Do this —
Please quote the lines below word for word, starting with the first one and going on through the line that contains "staticText: Don’t have".

=======

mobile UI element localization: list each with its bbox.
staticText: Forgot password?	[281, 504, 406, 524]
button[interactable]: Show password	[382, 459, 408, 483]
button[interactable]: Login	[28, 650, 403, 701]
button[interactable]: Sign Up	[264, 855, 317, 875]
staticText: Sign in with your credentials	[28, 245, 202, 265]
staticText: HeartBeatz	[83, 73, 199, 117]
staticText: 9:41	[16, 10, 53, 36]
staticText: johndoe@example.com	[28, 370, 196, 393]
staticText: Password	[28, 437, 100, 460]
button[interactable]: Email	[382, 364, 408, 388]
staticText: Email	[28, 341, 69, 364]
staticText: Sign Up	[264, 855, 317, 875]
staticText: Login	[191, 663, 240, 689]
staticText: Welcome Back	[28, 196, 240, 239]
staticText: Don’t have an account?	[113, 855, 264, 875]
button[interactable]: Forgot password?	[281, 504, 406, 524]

=======

Result of this exercise —
mobile UI element localization: list each with its bbox.
staticText: Forgot password?	[281, 504, 406, 524]
button[interactable]: Show password	[382, 459, 408, 483]
button[interactable]: Login	[28, 650, 403, 701]
button[interactable]: Sign Up	[264, 855, 317, 875]
staticText: Sign in with your credentials	[28, 245, 202, 265]
staticText: HeartBeatz	[83, 73, 199, 117]
staticText: 9:41	[16, 10, 53, 36]
staticText: johndoe@example.com	[28, 370, 196, 393]
staticText: Password	[28, 437, 100, 460]
button[interactable]: Email	[382, 364, 408, 388]
staticText: Email	[28, 341, 69, 364]
staticText: Sign Up	[264, 855, 317, 875]
staticText: Login	[191, 663, 240, 689]
staticText: Welcome Back	[28, 196, 240, 239]
staticText: Don’t have an account?	[113, 855, 264, 875]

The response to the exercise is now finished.